**Задание:** Перепишите отрывок о восхождении на Ушбу от слов «Впереди — хрупкий» до слов «Висят, нахмурившись, вокруг...» включительно, поменяв «трехэтажный дом» на «двухэтажный дом».

**Текст отрывка:**
__________________________________________________
Наше спортивное выступление началось. Мы давно уже на «ходовой дорожке», не хватает только зрите­лей-болельщиков, но заранее разочаруем читателя: ни зрителей, ни болельщиков не будет. Кому придет в голову идти за нами в царство холода, серого и бе­лого безмолвия. Наша группа полностью предостав­лена сама себе, радость и невзгоды, успехи и разоча­рования будем делить одни, без свидетелей. Здесь и подбодрить-то в трудную минуту будет некому. Зате­рянные вдали от всего живого, будем один на один с суровой природой. В течение многих дней нас ждут трудности и, конечно, лишения. Мы знали о них, го­товились к ним и, бросив Ушбе вызов, пошли уверен­ные, что все равно победим. Эта вера придавала нам силу и согревала наши души.

Впереди — хрупкий ледяной мосточек через ле­довую трещину, который проползаем по-пластунски. Она книзу расширяется настолько, что свободно мо­жет вместить в себя трехэтажный дом.

Утренние тени заметно поубавились. Теплые лучи солнца наконец коснулись и нас. Уже полдень. Кра­дучись, форсируем очень опасный ледопадный учас­ток. Со всех сторон на нас угрожающе смотрят ог­ромные массы льда и снега, невольно вспоминаются слова из «Демона»:

...Обвалов сонные громады

С уступов будто водопады,

Морозом схваченные вдруг,

Висят, нахмурившись, вокруг...

Это очень похоже на то, что перед нами. Опасное место проходим в полном молчании, потому что не­осторожный крик может оживить эти громады. Из опасного окружения наконец выходим на Ушбинское плато — в просторы льда и глубокого снега. Наши дымчатые очки почти бессильны против ослепитель­ной белизны снега, трудно представить, что было бы без них.

Поворот головы — и вдруг над нами, на огромной высоте, показался профиль нашего «противника» — Ушбы.

От него трудно оторвать глаза. Строгие очертания и крутые взлеты более чем внушительны, особенно на фоне плавных, мягких очертаний снежного плато. Еще сто метров подъема по пояс в раскисшем сне­гу — и мы на так называемой снежной «подушке» Ушбы. Высота — более четырех тысяч метров над уровнем моря.
__________________________________________________
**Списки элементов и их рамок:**
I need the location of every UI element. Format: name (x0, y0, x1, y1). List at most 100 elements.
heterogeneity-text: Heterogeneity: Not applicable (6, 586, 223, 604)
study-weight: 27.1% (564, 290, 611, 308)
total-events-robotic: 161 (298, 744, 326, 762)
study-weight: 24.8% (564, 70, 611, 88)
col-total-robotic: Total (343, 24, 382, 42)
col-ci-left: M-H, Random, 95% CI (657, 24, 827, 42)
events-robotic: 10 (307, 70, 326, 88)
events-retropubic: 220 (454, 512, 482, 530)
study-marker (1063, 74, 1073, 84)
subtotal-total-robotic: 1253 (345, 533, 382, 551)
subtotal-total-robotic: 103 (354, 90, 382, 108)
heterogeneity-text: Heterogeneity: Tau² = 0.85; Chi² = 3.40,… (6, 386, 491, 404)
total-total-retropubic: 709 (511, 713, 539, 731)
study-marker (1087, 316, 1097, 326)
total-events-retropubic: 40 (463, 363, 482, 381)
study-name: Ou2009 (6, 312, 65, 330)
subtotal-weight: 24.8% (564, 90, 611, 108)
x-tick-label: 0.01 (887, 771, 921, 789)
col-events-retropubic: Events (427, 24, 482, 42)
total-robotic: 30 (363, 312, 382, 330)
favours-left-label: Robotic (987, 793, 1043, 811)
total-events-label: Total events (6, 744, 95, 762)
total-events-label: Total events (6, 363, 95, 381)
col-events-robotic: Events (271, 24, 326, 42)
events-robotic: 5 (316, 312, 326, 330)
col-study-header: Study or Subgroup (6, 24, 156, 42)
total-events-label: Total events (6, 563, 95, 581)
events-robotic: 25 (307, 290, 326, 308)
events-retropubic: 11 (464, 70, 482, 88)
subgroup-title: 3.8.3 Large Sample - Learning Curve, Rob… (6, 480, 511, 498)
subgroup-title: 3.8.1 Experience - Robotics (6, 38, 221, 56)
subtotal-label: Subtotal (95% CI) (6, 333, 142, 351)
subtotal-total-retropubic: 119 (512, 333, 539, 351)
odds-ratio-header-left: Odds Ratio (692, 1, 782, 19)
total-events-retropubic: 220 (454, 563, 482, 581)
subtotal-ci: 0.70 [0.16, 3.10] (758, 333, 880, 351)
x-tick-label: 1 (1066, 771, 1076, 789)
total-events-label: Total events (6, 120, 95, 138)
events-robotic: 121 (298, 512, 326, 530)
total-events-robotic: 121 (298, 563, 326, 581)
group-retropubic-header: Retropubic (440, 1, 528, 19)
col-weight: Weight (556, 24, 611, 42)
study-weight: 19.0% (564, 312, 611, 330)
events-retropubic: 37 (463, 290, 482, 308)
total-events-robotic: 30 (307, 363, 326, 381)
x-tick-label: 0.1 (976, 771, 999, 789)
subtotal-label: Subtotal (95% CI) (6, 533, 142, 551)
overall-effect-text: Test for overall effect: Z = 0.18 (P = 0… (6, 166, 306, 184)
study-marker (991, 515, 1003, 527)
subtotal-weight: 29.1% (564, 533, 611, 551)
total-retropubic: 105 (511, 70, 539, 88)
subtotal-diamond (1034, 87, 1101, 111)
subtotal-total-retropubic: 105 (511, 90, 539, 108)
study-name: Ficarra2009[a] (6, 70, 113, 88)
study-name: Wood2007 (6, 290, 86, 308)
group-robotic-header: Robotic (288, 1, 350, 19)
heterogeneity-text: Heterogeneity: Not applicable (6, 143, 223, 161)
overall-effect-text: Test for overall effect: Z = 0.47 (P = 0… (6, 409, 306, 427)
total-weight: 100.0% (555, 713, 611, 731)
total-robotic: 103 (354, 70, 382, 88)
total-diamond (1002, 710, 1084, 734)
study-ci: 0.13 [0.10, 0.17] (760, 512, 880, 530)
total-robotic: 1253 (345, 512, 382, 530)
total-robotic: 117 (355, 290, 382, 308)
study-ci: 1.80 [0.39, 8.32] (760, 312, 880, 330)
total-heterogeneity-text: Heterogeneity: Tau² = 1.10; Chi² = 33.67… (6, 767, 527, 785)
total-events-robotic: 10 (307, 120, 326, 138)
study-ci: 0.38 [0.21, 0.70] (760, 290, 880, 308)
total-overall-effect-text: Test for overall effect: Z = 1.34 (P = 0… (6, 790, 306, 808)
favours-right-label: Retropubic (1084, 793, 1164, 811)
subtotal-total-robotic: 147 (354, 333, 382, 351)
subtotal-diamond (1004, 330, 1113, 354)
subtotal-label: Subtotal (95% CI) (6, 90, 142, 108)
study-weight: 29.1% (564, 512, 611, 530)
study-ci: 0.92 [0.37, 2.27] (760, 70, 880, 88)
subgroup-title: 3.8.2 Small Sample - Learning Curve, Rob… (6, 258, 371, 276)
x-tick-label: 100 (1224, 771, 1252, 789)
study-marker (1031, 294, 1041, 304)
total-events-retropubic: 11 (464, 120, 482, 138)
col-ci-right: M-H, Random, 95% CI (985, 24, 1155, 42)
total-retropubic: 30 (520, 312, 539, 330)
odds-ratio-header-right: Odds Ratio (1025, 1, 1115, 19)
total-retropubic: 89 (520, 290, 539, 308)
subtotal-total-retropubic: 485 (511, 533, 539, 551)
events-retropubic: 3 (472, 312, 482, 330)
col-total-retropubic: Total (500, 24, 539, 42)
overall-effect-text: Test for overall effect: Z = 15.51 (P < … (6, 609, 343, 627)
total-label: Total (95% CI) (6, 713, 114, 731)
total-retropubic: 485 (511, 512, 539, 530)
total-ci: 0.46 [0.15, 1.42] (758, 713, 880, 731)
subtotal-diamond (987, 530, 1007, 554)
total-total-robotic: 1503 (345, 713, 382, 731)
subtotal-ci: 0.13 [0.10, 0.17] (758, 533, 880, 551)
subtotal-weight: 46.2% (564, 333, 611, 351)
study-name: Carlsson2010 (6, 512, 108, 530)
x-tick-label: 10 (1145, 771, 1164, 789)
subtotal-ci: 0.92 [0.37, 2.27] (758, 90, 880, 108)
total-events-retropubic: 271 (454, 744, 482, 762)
__________________________________________________
**Полный ответ:**
Впереди — хрупкий ледяной мосточек через ле­довую трещину, который проползаем по-пластунски. Она книзу расширяется настолько, что свободно мо­жет вместить в себя двухэтажный дом.

Утренние тени заметно поубавились. Теплые лучи солнца наконец коснулись и нас. Уже полдень. Кра­дучись, форсируем очень опасный ледопадный учас­ток. Со всех сторон на нас угрожающе смотрят ог­ромные массы льда и снега, невольно вспоминаются слова из «Демона»:

...Обвалов сонные громады

С уступов будто водопады,

Морозом схваченные вдруг,

Висят, нахмурившись, вокруг...